Data provided start

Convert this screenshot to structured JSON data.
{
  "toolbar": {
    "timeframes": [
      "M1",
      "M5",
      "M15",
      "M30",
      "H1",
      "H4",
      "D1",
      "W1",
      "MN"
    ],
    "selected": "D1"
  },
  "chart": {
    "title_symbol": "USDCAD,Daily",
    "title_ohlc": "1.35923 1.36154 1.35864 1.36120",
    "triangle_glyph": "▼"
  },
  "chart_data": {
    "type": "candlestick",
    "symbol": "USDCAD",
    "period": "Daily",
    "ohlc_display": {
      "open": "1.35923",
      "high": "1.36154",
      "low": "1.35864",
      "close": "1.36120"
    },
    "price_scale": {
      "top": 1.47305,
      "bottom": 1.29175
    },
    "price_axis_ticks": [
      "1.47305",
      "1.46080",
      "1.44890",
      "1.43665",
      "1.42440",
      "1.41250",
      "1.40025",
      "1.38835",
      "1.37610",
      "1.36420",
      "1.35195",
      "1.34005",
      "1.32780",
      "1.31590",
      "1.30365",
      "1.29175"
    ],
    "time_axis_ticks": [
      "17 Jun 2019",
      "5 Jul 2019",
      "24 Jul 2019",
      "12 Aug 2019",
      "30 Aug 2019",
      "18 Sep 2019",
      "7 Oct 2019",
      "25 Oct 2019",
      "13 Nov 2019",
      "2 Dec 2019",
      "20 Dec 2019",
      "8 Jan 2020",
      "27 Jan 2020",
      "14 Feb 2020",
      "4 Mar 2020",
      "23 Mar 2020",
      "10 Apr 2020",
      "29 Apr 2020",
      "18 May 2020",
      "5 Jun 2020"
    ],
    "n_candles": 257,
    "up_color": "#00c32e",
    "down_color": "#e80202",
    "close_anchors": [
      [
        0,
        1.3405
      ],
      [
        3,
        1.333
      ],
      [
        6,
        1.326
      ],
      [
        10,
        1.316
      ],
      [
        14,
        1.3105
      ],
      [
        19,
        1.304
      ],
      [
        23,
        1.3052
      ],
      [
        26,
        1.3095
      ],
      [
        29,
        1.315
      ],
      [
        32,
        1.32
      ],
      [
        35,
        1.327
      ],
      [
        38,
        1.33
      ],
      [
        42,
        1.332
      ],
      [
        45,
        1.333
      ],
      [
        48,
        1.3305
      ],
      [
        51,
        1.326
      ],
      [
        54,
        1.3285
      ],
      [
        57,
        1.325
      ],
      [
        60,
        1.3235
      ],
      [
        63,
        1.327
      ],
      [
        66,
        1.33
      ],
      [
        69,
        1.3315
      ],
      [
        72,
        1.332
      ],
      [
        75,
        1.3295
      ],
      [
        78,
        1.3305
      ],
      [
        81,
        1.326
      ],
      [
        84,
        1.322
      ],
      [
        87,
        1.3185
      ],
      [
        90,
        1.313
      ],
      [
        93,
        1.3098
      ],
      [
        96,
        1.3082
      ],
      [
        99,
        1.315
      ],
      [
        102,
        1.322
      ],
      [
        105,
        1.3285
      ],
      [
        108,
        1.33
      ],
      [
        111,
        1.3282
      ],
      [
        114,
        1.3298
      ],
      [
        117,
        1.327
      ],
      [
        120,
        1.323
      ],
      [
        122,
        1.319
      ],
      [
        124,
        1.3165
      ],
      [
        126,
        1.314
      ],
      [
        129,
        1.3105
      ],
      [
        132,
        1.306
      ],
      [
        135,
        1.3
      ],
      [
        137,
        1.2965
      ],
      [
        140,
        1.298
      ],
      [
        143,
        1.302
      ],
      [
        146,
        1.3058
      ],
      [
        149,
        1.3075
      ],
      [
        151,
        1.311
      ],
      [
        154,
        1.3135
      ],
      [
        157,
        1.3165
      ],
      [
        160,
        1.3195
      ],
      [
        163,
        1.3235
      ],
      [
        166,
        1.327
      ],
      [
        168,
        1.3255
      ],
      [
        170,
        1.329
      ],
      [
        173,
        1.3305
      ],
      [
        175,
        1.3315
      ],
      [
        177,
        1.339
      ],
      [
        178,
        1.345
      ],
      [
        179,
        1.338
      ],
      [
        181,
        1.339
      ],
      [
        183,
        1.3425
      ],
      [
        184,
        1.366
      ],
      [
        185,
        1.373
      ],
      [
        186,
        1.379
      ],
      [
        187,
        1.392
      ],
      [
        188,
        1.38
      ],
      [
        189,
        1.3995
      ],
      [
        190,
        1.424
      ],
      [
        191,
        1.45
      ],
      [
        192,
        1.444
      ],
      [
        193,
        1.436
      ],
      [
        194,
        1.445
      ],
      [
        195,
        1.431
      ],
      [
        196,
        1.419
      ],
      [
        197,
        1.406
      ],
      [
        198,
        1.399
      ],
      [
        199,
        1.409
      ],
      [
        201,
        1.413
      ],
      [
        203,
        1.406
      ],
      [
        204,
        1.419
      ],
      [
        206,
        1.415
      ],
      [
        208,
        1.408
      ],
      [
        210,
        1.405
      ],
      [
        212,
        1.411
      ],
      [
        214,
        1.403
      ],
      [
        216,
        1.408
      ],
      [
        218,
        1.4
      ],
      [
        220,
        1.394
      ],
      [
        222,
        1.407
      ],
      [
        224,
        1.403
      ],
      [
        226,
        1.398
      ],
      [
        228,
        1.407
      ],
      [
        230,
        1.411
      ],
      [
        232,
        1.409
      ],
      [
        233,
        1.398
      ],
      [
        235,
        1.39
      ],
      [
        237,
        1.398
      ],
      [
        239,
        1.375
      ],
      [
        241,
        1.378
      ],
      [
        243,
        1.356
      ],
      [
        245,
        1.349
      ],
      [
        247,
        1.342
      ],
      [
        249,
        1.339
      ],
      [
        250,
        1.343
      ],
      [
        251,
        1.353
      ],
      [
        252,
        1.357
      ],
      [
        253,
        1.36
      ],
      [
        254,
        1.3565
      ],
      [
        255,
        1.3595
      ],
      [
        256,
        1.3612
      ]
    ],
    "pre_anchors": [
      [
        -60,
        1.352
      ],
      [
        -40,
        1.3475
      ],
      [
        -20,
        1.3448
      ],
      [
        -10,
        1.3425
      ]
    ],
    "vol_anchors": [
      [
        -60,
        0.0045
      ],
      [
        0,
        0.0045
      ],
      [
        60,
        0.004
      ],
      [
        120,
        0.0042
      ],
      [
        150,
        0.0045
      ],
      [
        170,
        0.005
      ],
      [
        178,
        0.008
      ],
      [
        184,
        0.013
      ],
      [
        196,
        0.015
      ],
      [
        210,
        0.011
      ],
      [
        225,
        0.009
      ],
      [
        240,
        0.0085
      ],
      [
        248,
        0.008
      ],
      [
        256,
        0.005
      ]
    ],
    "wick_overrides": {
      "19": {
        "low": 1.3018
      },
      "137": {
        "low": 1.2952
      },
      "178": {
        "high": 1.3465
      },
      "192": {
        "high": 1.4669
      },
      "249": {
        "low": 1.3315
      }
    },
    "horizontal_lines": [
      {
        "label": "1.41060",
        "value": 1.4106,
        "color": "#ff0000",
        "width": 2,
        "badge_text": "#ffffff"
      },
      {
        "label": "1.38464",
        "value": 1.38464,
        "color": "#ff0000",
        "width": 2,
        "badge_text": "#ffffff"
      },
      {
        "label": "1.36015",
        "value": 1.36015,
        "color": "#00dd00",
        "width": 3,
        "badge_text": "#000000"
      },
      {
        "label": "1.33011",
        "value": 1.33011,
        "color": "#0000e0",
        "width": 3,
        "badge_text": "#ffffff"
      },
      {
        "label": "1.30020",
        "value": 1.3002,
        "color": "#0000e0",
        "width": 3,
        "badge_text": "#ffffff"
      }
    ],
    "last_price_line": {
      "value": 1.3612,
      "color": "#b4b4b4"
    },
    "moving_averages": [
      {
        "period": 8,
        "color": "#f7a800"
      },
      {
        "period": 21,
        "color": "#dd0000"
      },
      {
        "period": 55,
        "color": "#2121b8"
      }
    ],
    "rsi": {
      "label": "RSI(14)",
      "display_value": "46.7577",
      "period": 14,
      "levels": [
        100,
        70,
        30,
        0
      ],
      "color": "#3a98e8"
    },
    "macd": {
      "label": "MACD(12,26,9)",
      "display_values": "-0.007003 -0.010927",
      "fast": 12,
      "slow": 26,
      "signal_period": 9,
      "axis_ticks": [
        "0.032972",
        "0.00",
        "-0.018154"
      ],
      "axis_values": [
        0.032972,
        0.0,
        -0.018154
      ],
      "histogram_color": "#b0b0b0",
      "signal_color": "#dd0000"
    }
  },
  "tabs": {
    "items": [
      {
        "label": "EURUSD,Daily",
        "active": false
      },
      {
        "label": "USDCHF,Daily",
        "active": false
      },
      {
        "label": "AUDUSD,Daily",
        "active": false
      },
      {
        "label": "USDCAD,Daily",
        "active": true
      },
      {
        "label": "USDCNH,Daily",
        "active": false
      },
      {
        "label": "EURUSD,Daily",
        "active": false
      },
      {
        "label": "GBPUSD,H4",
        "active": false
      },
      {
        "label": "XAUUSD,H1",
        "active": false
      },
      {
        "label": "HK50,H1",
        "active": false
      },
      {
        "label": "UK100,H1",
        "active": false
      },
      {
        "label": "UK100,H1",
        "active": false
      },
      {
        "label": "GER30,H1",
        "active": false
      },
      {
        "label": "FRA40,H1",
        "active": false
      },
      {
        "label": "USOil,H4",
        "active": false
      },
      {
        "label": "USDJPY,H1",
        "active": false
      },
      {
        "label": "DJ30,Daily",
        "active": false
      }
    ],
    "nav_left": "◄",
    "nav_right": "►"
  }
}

Data provided end

--- What needs to be done ---
Look through the entries above; copy each line where the string "Daily" appears.

--- Completed task ---
    "title_symbol": "USDCAD,Daily",
    "period": "Daily",
        "label": "EURUSD,Daily",
        "label": "USDCHF,Daily",
        "label": "AUDUSD,Daily",
        "label": "USDCAD,Daily",
        "label": "USDCNH,Daily",
        "label": "EURUSD,Daily",
        "label": "DJ30,Daily",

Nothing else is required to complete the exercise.